Layout region data:
★ ★ ★ ★ ★ ★ ★
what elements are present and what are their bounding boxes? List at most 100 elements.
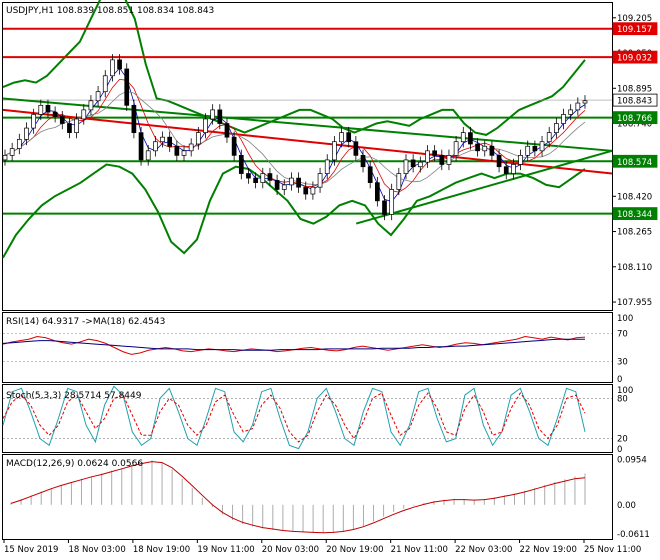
moving-average-line (4, 90, 586, 185)
level-label: 108.344 (617, 210, 652, 220)
candle-body (153, 141, 158, 152)
level-label-box (612, 50, 658, 64)
candle-body (475, 143, 480, 152)
candle-body (374, 182, 380, 202)
trend-line (2, 108, 613, 175)
rsi-title: RSI(14) 64.9317 ->MA(18) 62.4543 (6, 317, 165, 327)
candle-body (582, 100, 588, 104)
x-tick-label: 19 Nov 11:00 (197, 545, 254, 555)
candle-body (167, 136, 173, 147)
candle-body (561, 114, 566, 124)
level-label: 109.157 (617, 25, 652, 35)
level-label-box (612, 207, 658, 220)
candle-body (296, 177, 301, 188)
macd-y-tick-label: -0.0611 (617, 530, 650, 540)
candle-body (389, 189, 395, 215)
rsi-panel (2, 333, 612, 362)
candle-body (532, 145, 538, 152)
candle-body (568, 109, 574, 115)
x-tick-label: 20 Nov 19:00 (326, 545, 383, 555)
level-label-box (612, 154, 658, 168)
macd-y-tick-label: 0.0954 (617, 456, 647, 466)
price-y-tick-label: 108.895 (617, 84, 652, 94)
price-y-tick-label: 108.420 (617, 192, 652, 202)
candle-body (16, 139, 22, 149)
level-label-box (612, 111, 658, 125)
candle-body (95, 91, 101, 102)
candle-body (238, 155, 244, 174)
candle-body (160, 136, 165, 143)
price-y-tick-label: 108.265 (617, 228, 652, 238)
candle-body (332, 141, 337, 161)
candle-body (489, 145, 495, 156)
price-y-tick-label: 107.955 (617, 298, 652, 308)
rsi-series-line (2, 335, 586, 355)
candle-body (303, 186, 309, 195)
rsi-series-line (2, 338, 585, 351)
x-tick-label: 22 Nov 19:00 (520, 545, 577, 555)
candle-body (281, 184, 287, 190)
price-y-tick-label: 108.110 (617, 263, 652, 273)
x-tick-label: 18 Nov 03:00 (68, 545, 125, 555)
candle-body (360, 155, 366, 168)
candle-body (260, 173, 266, 184)
candle-body (253, 177, 258, 184)
macd-panel-frame (2, 454, 613, 540)
level-label: 108.766 (617, 114, 652, 124)
candle-body (59, 116, 65, 124)
macd-y-tick-label: 0.00 (617, 501, 636, 511)
stoch-series-line (2, 392, 586, 443)
candle-body (339, 132, 344, 143)
candle-body (503, 166, 509, 174)
candle-body (453, 141, 459, 156)
candle-body (188, 143, 194, 152)
candle-body (203, 118, 208, 133)
candle-body (346, 132, 352, 143)
candle-body (425, 150, 430, 163)
candle-body (45, 104, 51, 113)
level-label: 109.032 (617, 54, 652, 64)
candle-body (417, 161, 423, 168)
candle-body (382, 200, 387, 215)
stoch-panel-frame (2, 384, 613, 453)
candle-body (24, 127, 29, 140)
candle-body (554, 123, 559, 133)
candle-body (525, 145, 531, 156)
candle-body (31, 114, 36, 129)
price-panel-frame (2, 2, 613, 311)
candle-body (231, 136, 237, 156)
bollinger-upper-band (2, 0, 586, 136)
macd-title: MACD(12,26,9) 0.0624 0.0566 (6, 459, 143, 469)
candle-body (432, 150, 437, 156)
price-panel (2, 0, 613, 259)
candle-body (539, 141, 545, 152)
x-tick-label: 21 Nov 11:00 (391, 545, 448, 555)
x-tick-label: 22 Nov 03:00 (455, 545, 512, 555)
x-tick-label: 15 Nov 2019 (4, 545, 58, 555)
price-title: USDJPY,H1 108.839 108.851 108.834 108.84… (6, 6, 214, 16)
rsi-y-tick-label: 30 (617, 357, 628, 367)
candle-body (246, 173, 251, 179)
candle-body (210, 109, 216, 120)
candle-body (267, 173, 273, 181)
candle-body (38, 104, 44, 115)
candle-body (324, 159, 330, 174)
candle-body (181, 150, 187, 156)
x-tick-label: 18 Nov 19:00 (133, 545, 190, 555)
axes: 109.205109.050108.895108.740108.420108.2… (3, 14, 658, 555)
level-label-box (612, 93, 658, 107)
candle-body (195, 132, 201, 145)
price-y-tick-label: 108.740 (617, 120, 652, 130)
candle-body (353, 141, 359, 156)
stoch-title: Stoch(5,3,3) 28.5714 57.8449 (6, 391, 142, 401)
candle-body (117, 59, 122, 70)
candle-body (124, 68, 130, 106)
panel-frames (2, 2, 613, 540)
candle-body (88, 100, 94, 111)
level-label: 108.843 (617, 97, 652, 107)
moving-average-line (4, 67, 586, 203)
candle-body (310, 186, 316, 195)
rsi-y-tick-label: 0 (617, 375, 622, 385)
x-tick-label: 20 Nov 03:00 (262, 545, 319, 555)
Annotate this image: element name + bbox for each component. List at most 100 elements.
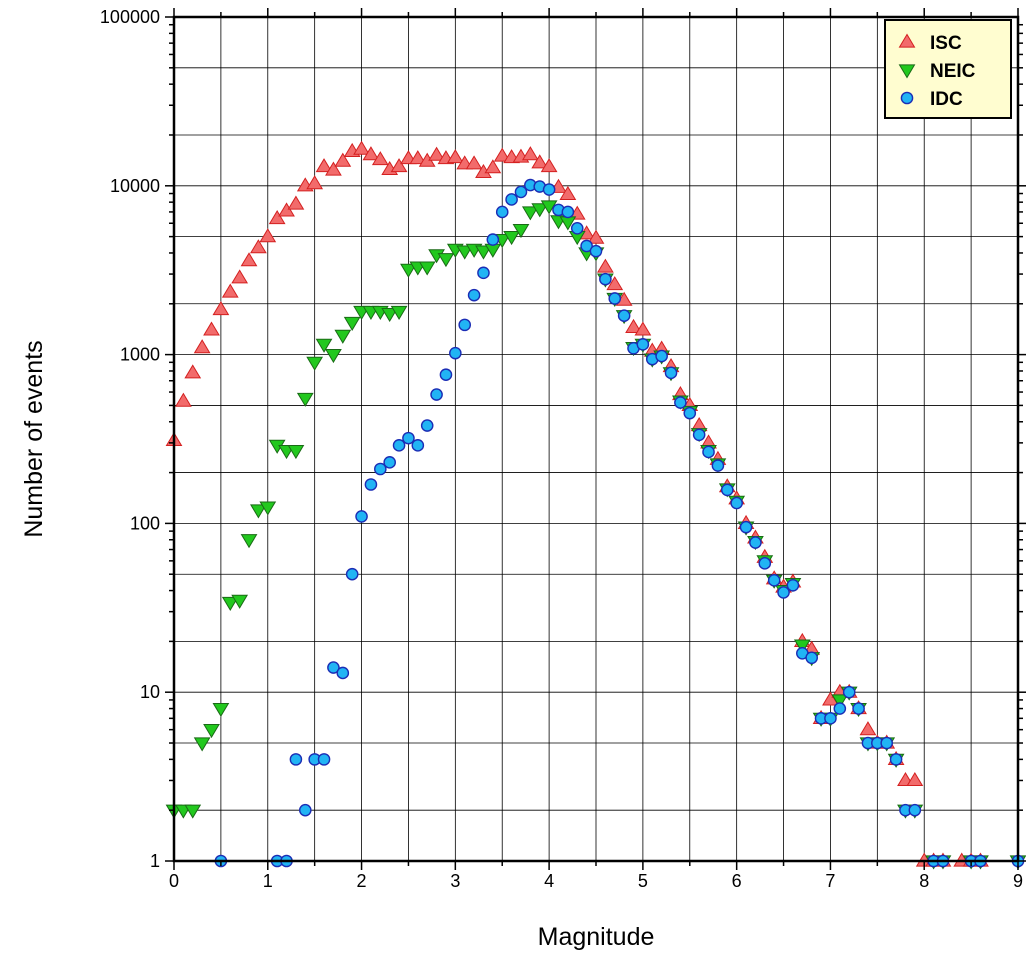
data-point-isc (484, 159, 502, 174)
data-point-idc (477, 266, 490, 280)
x-tick-label: 3 (450, 871, 460, 891)
data-point-idc (561, 205, 575, 219)
data-point-isc (212, 301, 230, 316)
axis-ticks (165, 8, 1026, 870)
data-point-neic (193, 737, 211, 752)
data-point-idc (664, 366, 678, 380)
data-point-isc (231, 269, 249, 284)
data-point-idc (908, 803, 922, 817)
data-point-neic (259, 501, 277, 516)
data-point-idc (392, 439, 406, 452)
data-point-isc (906, 771, 924, 787)
data-point-idc (824, 712, 837, 725)
data-point-neic (400, 263, 417, 278)
data-point-idc (852, 702, 865, 715)
data-point-neic (250, 504, 267, 519)
data-point-neic (475, 245, 492, 260)
y-tick-label: 1000 (120, 345, 160, 365)
data-point-isc (446, 149, 464, 164)
data-point-neic (521, 206, 539, 221)
data-point-isc (250, 239, 267, 254)
data-point-neic (793, 639, 811, 654)
data-point-isc (362, 146, 380, 161)
data-point-idc (833, 702, 847, 715)
data-point-isc (521, 146, 539, 161)
legend-label-idc: IDC (930, 89, 963, 110)
data-point-idc (655, 349, 668, 363)
x-tick-label: 1 (263, 871, 273, 891)
data-point-neic (512, 224, 530, 239)
data-point-idc (411, 439, 425, 452)
data-point-idc (542, 183, 556, 196)
legend: ISC NEIC IDC (884, 19, 1012, 119)
legend-marker-idc (900, 91, 914, 105)
data-point-idc (580, 239, 593, 253)
data-point-idc (786, 578, 800, 592)
data-point-idc (298, 803, 312, 817)
data-point-neic (231, 594, 249, 609)
data-point-isc (587, 229, 605, 244)
data-point-idc (495, 205, 509, 219)
legend-item-idc: IDC (900, 89, 963, 110)
data-point-neic (831, 694, 849, 709)
data-point-isc (315, 158, 333, 173)
data-point-idc (355, 510, 368, 523)
data-point-neic (221, 596, 239, 611)
data-point-isc (371, 151, 389, 166)
data-point-idc (720, 483, 734, 497)
data-point-neic (184, 804, 202, 819)
data-point-isc (859, 721, 877, 736)
data-point-idc (617, 309, 631, 323)
data-point-neic (315, 338, 333, 353)
data-point-idc (402, 431, 415, 445)
data-point-isc (278, 202, 295, 217)
data-point-neic (306, 356, 324, 371)
data-point-idc (702, 445, 715, 459)
data-point-isc (465, 155, 483, 170)
data-point-idc (467, 288, 481, 302)
series-isc (165, 140, 989, 867)
data-point-idc (683, 406, 697, 420)
data-point-isc (221, 283, 239, 298)
data-point-neic (240, 534, 258, 549)
data-point-idc (739, 520, 753, 534)
y-tick-label: 100 (130, 513, 160, 533)
data-point-neic (334, 329, 352, 344)
data-point-neic (296, 392, 314, 407)
data-point-idc (589, 244, 603, 258)
data-point-idc (608, 292, 622, 305)
data-point-idc (570, 222, 584, 235)
data-point-idc (758, 557, 772, 570)
data-point-idc (449, 346, 462, 360)
data-point-isc (493, 147, 511, 162)
data-point-isc (203, 321, 220, 336)
data-point-idc (430, 388, 443, 401)
data-point-neic (418, 261, 436, 276)
data-point-neic (343, 316, 361, 331)
data-point-idc (327, 661, 340, 674)
data-point-isc (353, 140, 370, 155)
data-point-neic (437, 253, 455, 268)
data-point-idc (458, 318, 472, 332)
data-point-idc (730, 496, 743, 510)
y-tick-label: 10000 (110, 176, 160, 196)
data-point-isc (325, 161, 342, 176)
data-point-neic (390, 305, 408, 320)
data-point-neic (325, 349, 342, 364)
x-axis-label: Magnitude (538, 923, 655, 951)
y-tick-label: 10 (140, 682, 160, 702)
data-point-isc (559, 185, 577, 200)
y-tick-labels: 1 10 100 1000 10000 100000 (100, 7, 160, 871)
data-point-isc (390, 158, 408, 173)
y-axis-label: Number of events (20, 340, 48, 537)
data-point-idc (420, 419, 434, 432)
series-idc (214, 178, 1025, 868)
data-point-isc (287, 195, 305, 210)
data-point-idc (317, 753, 331, 766)
x-tick-label: 0 (169, 871, 179, 891)
x-tick-label: 8 (919, 871, 929, 891)
data-point-isc (268, 210, 286, 225)
legend-item-neic: NEIC (898, 61, 976, 82)
data-points (165, 140, 1026, 870)
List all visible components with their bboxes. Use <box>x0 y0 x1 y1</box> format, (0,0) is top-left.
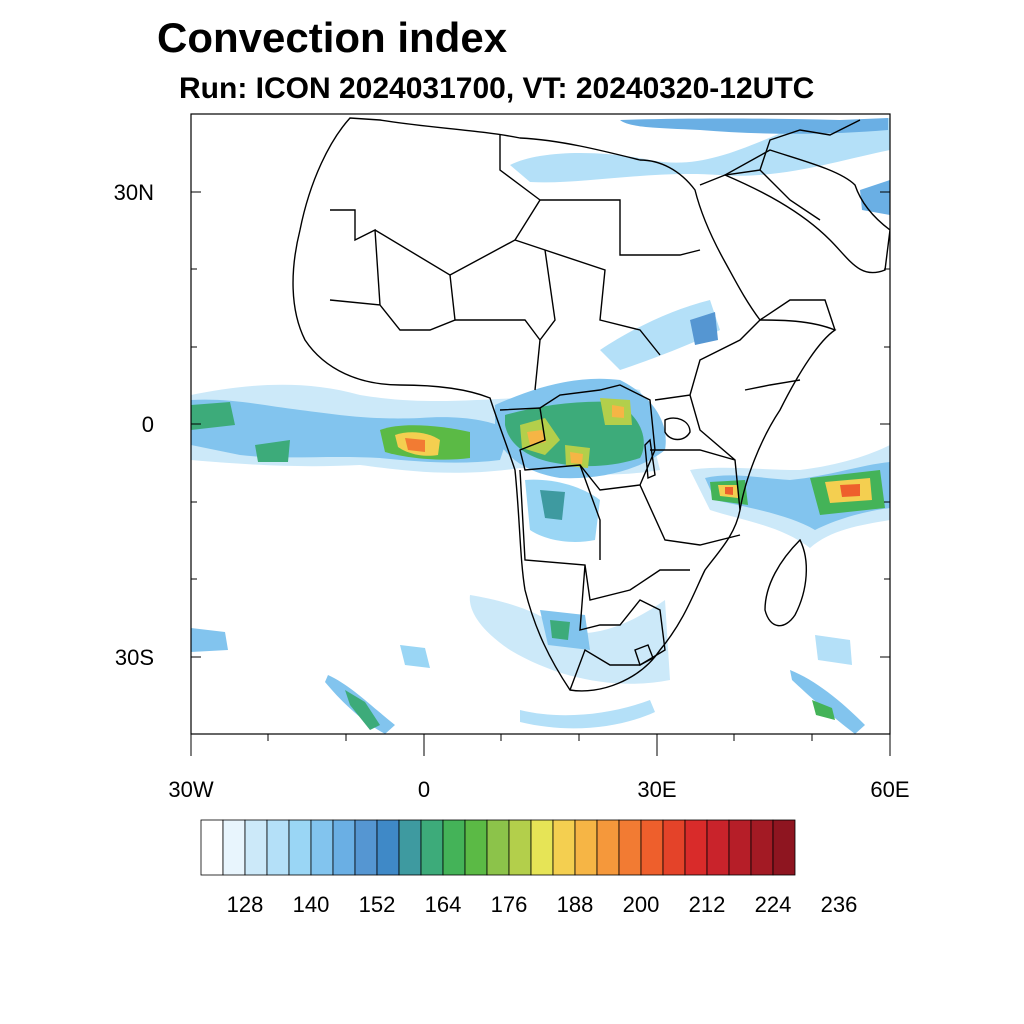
field-south-africa-green <box>550 620 570 640</box>
border-lesotho <box>634 644 654 667</box>
colorbar-swatch <box>398 819 422 876</box>
field-congo-hot <box>527 405 624 464</box>
colorbar-swatch <box>750 819 774 876</box>
colorbar-swatch <box>728 819 752 876</box>
field-west-edge <box>191 628 228 652</box>
lat-label-0: 0 <box>142 412 154 437</box>
colorbar-label: 152 <box>359 892 396 917</box>
lon-label-30e: 30E <box>637 777 676 802</box>
colorbar-swatch <box>684 819 708 876</box>
field-south-ocean-streak <box>520 700 655 729</box>
field-atlantic-hottest <box>405 438 425 452</box>
colorbar <box>200 819 796 876</box>
lat-label-30s: 30S <box>115 645 154 670</box>
border-mideast <box>699 119 861 221</box>
border-horn <box>744 299 836 391</box>
colorbar-label: 224 <box>755 892 792 917</box>
colorbar-swatch <box>486 819 510 876</box>
lat-label-30n: 30N <box>114 180 154 205</box>
colorbar-swatch <box>376 819 400 876</box>
field-indian-ocean-hot <box>718 478 872 503</box>
lake-tanganyika <box>644 438 656 480</box>
border-west-africa <box>329 209 456 331</box>
lon-label-60e: 60E <box>870 777 909 802</box>
colorbar-swatch <box>618 819 642 876</box>
lake-victoria <box>664 417 691 441</box>
plot-subtitle: Run: ICON 2024031700, VT: 20240320-12UTC <box>179 72 815 105</box>
colorbar-labels: 128 140 152 164 176 188 200 212 224 236 <box>227 892 858 917</box>
arabian-peninsula-coast <box>723 149 890 274</box>
madagascar-coast <box>764 538 808 627</box>
colorbar-swatch <box>552 819 576 876</box>
colorbar-swatch <box>310 819 334 876</box>
coastlines-borders <box>292 117 890 692</box>
colorbar-label: 200 <box>623 892 660 917</box>
colorbar-swatch <box>288 819 312 876</box>
border-sahara <box>449 135 701 276</box>
africa-coastline <box>292 117 837 692</box>
colorbar-swatch <box>244 819 268 876</box>
plot-title: Convection index <box>157 14 508 61</box>
field-congo-core <box>520 398 632 468</box>
field-sw-streak-core <box>345 690 380 730</box>
colorbar-swatch <box>596 819 620 876</box>
colorbar-swatch <box>640 819 664 876</box>
field-se-streak-core <box>812 700 835 720</box>
colorbar-label: 176 <box>491 892 528 917</box>
field-ethiopia-core <box>690 312 718 345</box>
field-arabian <box>860 180 890 215</box>
colorbar-swatch <box>222 819 246 876</box>
colorbar-swatch <box>354 819 378 876</box>
field-ethiopia <box>600 300 720 370</box>
colorbar-label: 188 <box>557 892 594 917</box>
colorbar-label: 164 <box>425 892 462 917</box>
colorbar-swatch <box>442 819 466 876</box>
colorbar-swatch <box>662 819 686 876</box>
colorbar-swatch <box>200 819 224 876</box>
lon-label-0: 0 <box>418 777 430 802</box>
colorbar-label: 212 <box>689 892 726 917</box>
colorbar-swatch <box>508 819 532 876</box>
colorbar-swatch <box>530 819 554 876</box>
colorbar-swatch <box>706 819 730 876</box>
field-madagascar-east <box>815 635 852 665</box>
field-angola-green <box>540 490 565 520</box>
lon-label-30w: 30W <box>168 777 213 802</box>
border-congo <box>499 384 656 491</box>
colorbar-swatch <box>266 819 290 876</box>
border-southern <box>519 469 690 691</box>
colorbar-swatch <box>574 819 598 876</box>
field-atlantic-band-green <box>191 402 290 462</box>
field-north-band <box>510 118 890 183</box>
border-central <box>455 239 661 391</box>
colorbar-label: 140 <box>293 892 330 917</box>
field-mid-atlantic-blob <box>400 645 430 668</box>
colorbar-swatch <box>464 819 488 876</box>
convection-field <box>191 118 890 734</box>
axis-ticks <box>190 191 891 756</box>
border-angola-zambia <box>579 464 741 560</box>
field-indian-ocean-hottest <box>725 484 860 497</box>
border-east <box>650 319 761 511</box>
colorbar-swatch <box>332 819 356 876</box>
colorbar-swatch <box>420 819 444 876</box>
colorbar-swatch <box>772 819 796 876</box>
colorbar-label: 236 <box>821 892 858 917</box>
colorbar-label: 128 <box>227 892 264 917</box>
field-se-streak <box>790 670 865 734</box>
field-north-band-core <box>620 118 888 134</box>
★ ★ ★ ★ ★ ★ ★
WHAT IS BEING ASKED: Reproduce the lines of the data above word for word, starting at the line containing "moving-average-line (4, 90, 586, 185)" and ending at the line containing "price-y-tick-label: 108.895 (617, 84, 652, 94)", with both included.

ANSWER TO THE PROBLEM:
moving-average-line (4, 90, 586, 185)
level-label: 108.344 (617, 210, 652, 220)
candle-body (153, 141, 158, 152)
level-label-box (612, 50, 658, 64)
candle-body (475, 143, 480, 152)
candle-body (374, 182, 380, 202)
trend-line (2, 108, 613, 175)
rsi-title: RSI(14) 64.9317 ->MA(18) 62.4543 (6, 317, 165, 327)
candle-body (582, 100, 588, 104)
x-tick-label: 19 Nov 11:00 (197, 545, 254, 555)
candle-body (167, 136, 173, 147)
candle-body (561, 114, 566, 124)
level-label: 109.157 (617, 25, 652, 35)
level-label-box (612, 207, 658, 220)
candle-body (296, 177, 301, 188)
macd-y-tick-label: -0.0611 (617, 530, 650, 540)
candle-body (389, 189, 395, 215)
rsi-panel (2, 333, 612, 362)
candle-body (532, 145, 538, 152)
candle-body (568, 109, 574, 115)
x-tick-label: 20 Nov 19:00 (326, 545, 383, 555)
level-label-box (612, 154, 658, 168)
macd-y-tick-label: 0.0954 (617, 456, 647, 466)
price-y-tick-label: 108.895 (617, 84, 652, 94)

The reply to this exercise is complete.